■ **Required work**
Format every line of the listing below as a Markdown table with the columns "Row" and "Listing line", numbering the rows and skipping blank lines. Omit the pictures from the table.

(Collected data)
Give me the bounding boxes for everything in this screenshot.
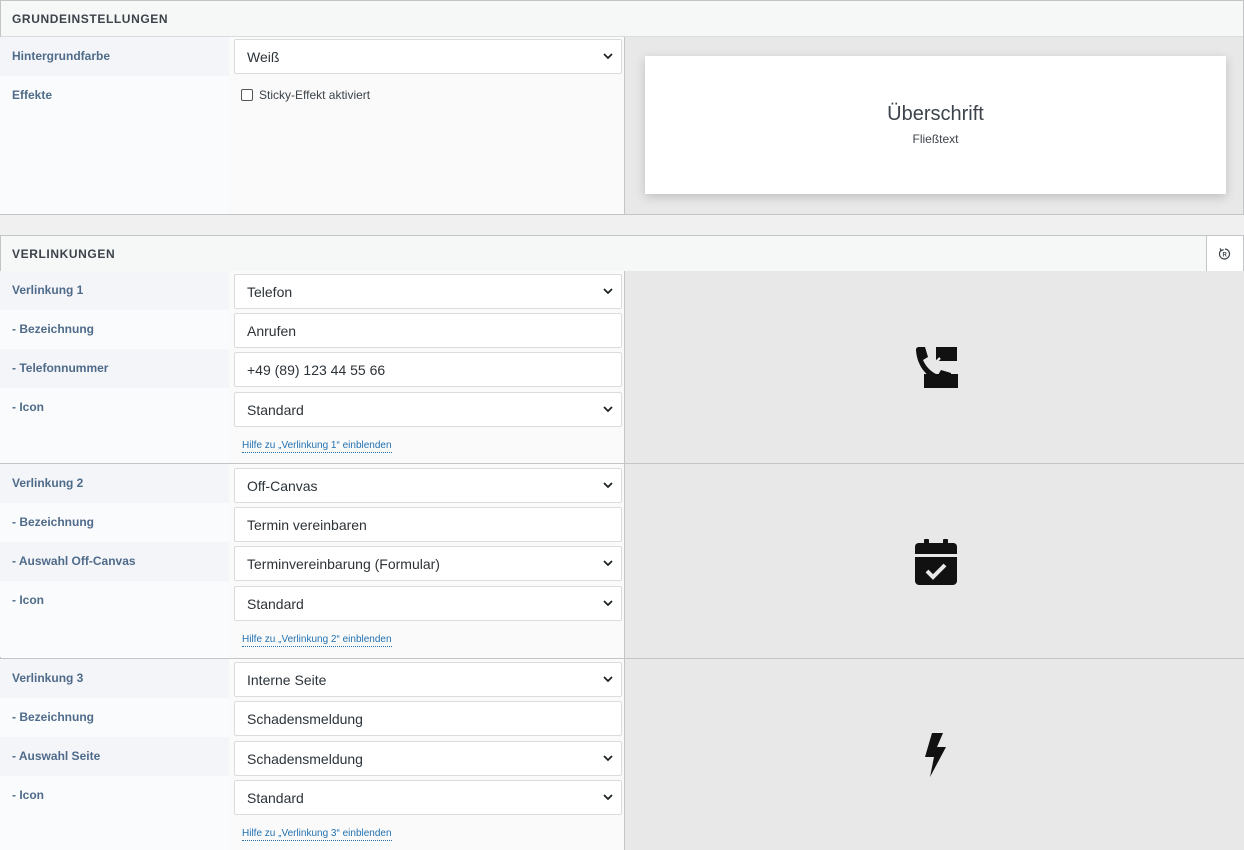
verlinkung-2-auswahl-label: - Auswahl Off-Canvas [0,542,229,581]
hintergrundfarbe-value: Weiß [247,48,280,65]
verlinkung-3-type-select[interactable]: Interne Seite [234,662,622,697]
verlinkung-1-bezeichnung-input[interactable]: Anrufen [234,313,622,348]
verlinkung-2-bezeichnung-input[interactable]: Termin vereinbaren [234,507,622,542]
verlinkung-1-telefonnummer-input[interactable]: +49 (89) 123 44 55 66 [234,352,622,387]
reset-button[interactable]: R [1206,236,1243,271]
select-value: Standard [247,789,304,806]
select-value: Terminvereinbarung (Formular) [247,555,440,572]
verlinkung-2-auswahl-select[interactable]: Terminvereinbarung (Formular) [234,546,622,581]
verlinkung-3-icon-label: - Icon [0,776,229,850]
chevron-down-icon [603,288,613,295]
svg-text:R: R [1223,252,1228,258]
chevron-down-icon [603,794,613,801]
preview-heading: Überschrift [887,103,984,125]
sticky-checkbox[interactable] [241,89,253,101]
verlinkung-3-help-link[interactable]: Hilfe zu „Verlinkung 3“ einblenden [242,828,392,841]
sticky-label: Sticky-Effekt aktiviert [259,88,371,102]
preview-text: Fließtext [912,132,959,146]
hintergrundfarbe-label: Hintergrundfarbe [0,37,229,76]
verlinkung-2-icon-label: - Icon [0,581,229,657]
reset-icon: R [1218,247,1231,260]
verlinkung-2-icon-select[interactable]: Standard [234,586,622,621]
verlinkung-3-bezeichnung-input[interactable]: Schadensmeldung [234,701,622,736]
verlinkung-2-bezeichnung-label: - Bezeichnung [0,503,229,542]
hintergrundfarbe-select[interactable]: Weiß [234,39,622,74]
chevron-down-icon [603,406,613,413]
phone-icon [916,347,958,388]
section-title: GRUNDEINSTELLUNGEN [1,1,1243,37]
verlinkung-2-type-select[interactable]: Off-Canvas [234,468,622,503]
verlinkung-2-label: Verlinkung 2 [0,464,229,503]
verlinkung-1-label: Verlinkung 1 [0,271,229,310]
verlinkung-1-telefonnummer-label: - Telefonnummer [0,349,229,388]
verlinkung-3-auswahl-select[interactable]: Schadensmeldung [234,741,622,776]
select-value: Telefon [247,283,293,300]
verlinkung-1-help-link[interactable]: Hilfe zu „Verlinkung 1“ einblenden [242,440,392,453]
sticky-checkbox-row[interactable]: Sticky-Effekt aktiviert [241,88,370,102]
verlinkung-3-bezeichnung-label: - Bezeichnung [0,698,229,737]
chevron-down-icon [603,482,613,489]
verlinkung-3-icon-select[interactable]: Standard [234,780,622,815]
chevron-down-icon [603,676,613,683]
chevron-down-icon [603,560,613,567]
verlinkung-3-label: Verlinkung 3 [0,659,229,698]
verlinkung-1-icon-label: - Icon [0,388,229,463]
input-value: Anrufen [247,322,297,339]
verlinkung-2-help-link[interactable]: Hilfe zu „Verlinkung 2“ einblenden [242,634,392,647]
verlinkung-1-icon-select[interactable]: Standard [234,392,622,427]
section-title-text: VERLINKUNGEN [12,246,116,261]
section-title: VERLINKUNGEN R [1,236,1243,272]
select-value: Schadensmeldung [247,750,363,767]
verlinkung-3-auswahl-label: - Auswahl Seite [0,737,229,776]
select-value: Off-Canvas [247,477,318,494]
preview-card: Überschrift Fließtext [645,56,1226,194]
chevron-down-icon [603,755,613,762]
verlinkung-1-bezeichnung-label: - Bezeichnung [0,310,229,349]
chevron-down-icon [603,53,613,60]
effekte-label: Effekte [0,76,229,214]
input-value: +49 (89) 123 44 55 66 [247,361,386,378]
input-value: Termin vereinbaren [247,516,367,533]
select-value: Standard [247,401,304,418]
verlinkung-1-type-select[interactable]: Telefon [234,274,622,309]
chevron-down-icon [603,600,613,607]
settings-page: GRUNDEINSTELLUNGEN Hintergrundfarbe Effe… [0,0,1244,850]
input-value: Schadensmeldung [247,710,363,727]
calendar-check-icon [915,539,957,585]
bolt-icon [925,733,946,777]
select-value: Interne Seite [247,671,327,688]
select-value: Standard [247,595,304,612]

■ **In response**
| Row | Listing line |
|---|---|
| 1 | Give me the bounding boxes for everything in this screenshot. |
| 2 | verlinkung-2-auswahl-label: - Auswahl Off-Canvas [0,542,229,581] |
| 3 | hintergrundfarbe-value: Weiß [247,48,280,65] |
| 4 | verlinkung-3-type-select[interactable]: Interne Seite [234,662,622,697] |
| 5 | verlinkung-1-bezeichnung-input[interactable]: Anrufen [234,313,622,348] |
| 6 | verlinkung-2-bezeichnung-input[interactable]: Termin vereinbaren [234,507,622,542] |
| 7 | verlinkung-1-telefonnummer-input[interactable]: +49 (89) 123 44 55 66 [234,352,622,387] |
| 8 | reset-button[interactable]: R [1206,236,1243,271] |
| 9 | select-value: Standard [247,789,304,806] |
| 10 | select-value: Terminvereinbarung (Formular) [247,555,440,572] |
| 11 | verlinkung-2-auswahl-select[interactable]: Terminvereinbarung (Formular) [234,546,622,581] |
| 12 | verlinkung-3-icon-label: - Icon [0,776,229,850] |
| 13 | chevron-down-icon [603,288,613,295] |
| 14 | svg-text:R: R [1223,252,1228,258] |
| 15 | chevron-down-icon [603,794,613,801] |
| 16 | preview-heading: Überschrift [887,103,984,125] |
| 17 | sticky-checkbox[interactable] [241,89,253,101] |
| 18 | verlinkung-3-help-link[interactable]: Hilfe zu „Verlinkung 3“ einblenden [242,828,392,841] |
| 19 | sticky-label: Sticky-Effekt aktiviert [259,88,371,102] |
| 20 | preview-text: Fließtext [912,132,959,146] |
| 21 | hintergrundfarbe-label: Hintergrundfarbe [0,37,229,76] |
| 22 | verlinkung-2-icon-label: - Icon [0,581,229,657] |
| 23 | reset-icon: R [1218,247,1231,260] |
| 24 | verlinkung-2-icon-select[interactable]: Standard [234,586,622,621] |
| 25 | verlinkung-3-bezeichnung-input[interactable]: Schadensmeldung [234,701,622,736] |
| 26 | verlinkung-2-bezeichnung-label: - Bezeichnung [0,503,229,542] |
| 27 | hintergrundfarbe-select[interactable]: Weiß [234,39,622,74] |
| 28 | chevron-down-icon [603,406,613,413] |
| 29 | phone-icon [916,347,958,388] |
| 30 | section-title: GRUNDEINSTELLUNGEN [1,1,1243,37] |
| 31 | verlinkung-2-type-select[interactable]: Off-Canvas [234,468,622,503] |
| 32 | verlinkung-2-label: Verlinkung 2 [0,464,229,503] |
| 33 | verlinkung-1-label: Verlinkung 1 [0,271,229,310] |
| 34 | verlinkung-1-telefonnummer-label: - Telefonnummer [0,349,229,388] |
| 35 | verlinkung-3-auswahl-select[interactable]: Schadensmeldung [234,741,622,776] |
| 36 | select-value: Telefon [247,283,293,300] |
| 37 | verlinkung-1-help-link[interactable]: Hilfe zu „Verlinkung 1“ einblenden [242,440,392,453] |
| 38 | sticky-checkbox-row[interactable]: Sticky-Effekt aktiviert [241,88,370,102] |
| 39 | verlinkung-3-bezeichnung-label: - Bezeichnung [0,698,229,737] |
| 40 | chevron-down-icon [603,482,613,489] |
| 41 | verlinkung-3-icon-select[interactable]: Standard [234,780,622,815] |
| 42 | chevron-down-icon [603,676,613,683] |
| 43 | chevron-down-icon [603,560,613,567] |
| 44 | verlinkung-3-label: Verlinkung 3 [0,659,229,698] |
| 45 | verlinkung-1-icon-label: - Icon [0,388,229,463] |
| 46 | input-value: Anrufen [247,322,297,339] |
| 47 | verlinkung-2-help-link[interactable]: Hilfe zu „Verlinkung 2“ einblenden [242,634,392,647] |
| 48 | verlinkung-1-icon-select[interactable]: Standard [234,392,622,427] |
| 49 | section-title-text: VERLINKUNGEN [12,246,116,261] |
| 50 | section-title: VERLINKUNGEN R [1,236,1243,272] |
| 51 | select-value: Schadensmeldung [247,750,363,767] |
| 52 | verlinkung-3-auswahl-label: - Auswahl Seite [0,737,229,776] |
| 53 | select-value: Off-Canvas [247,477,318,494] |
| 54 | preview-card: Überschrift Fließtext [645,56,1226,194] |
| 55 | chevron-down-icon [603,755,613,762] |
| 56 | verlinkung-1-bezeichnung-label: - Bezeichnung [0,310,229,349] |
| 57 | chevron-down-icon [603,53,613,60] |
| 58 | effekte-label: Effekte [0,76,229,214] |
| 59 | input-value: +49 (89) 123 44 55 66 [247,361,386,378] |
| 60 | input-value: Termin vereinbaren [247,516,367,533] |
| 61 | select-value: Standard [247,401,304,418] |
| 62 | verlinkung-1-type-select[interactable]: Telefon [234,274,622,309] |
| 63 | chevron-down-icon [603,600,613,607] |
| 64 | settings-page: GRUNDEINSTELLUNGEN Hintergrundfarbe Effe… [0,0,1244,850] |
| 65 | input-value: Schadensmeldung [247,710,363,727] |
| 66 | calendar-check-icon [915,539,957,585] |
| 67 | bolt-icon [925,733,946,777] |
| 68 | select-value: Interne Seite [247,671,327,688] |
| 69 | select-value: Standard [247,595,304,612] |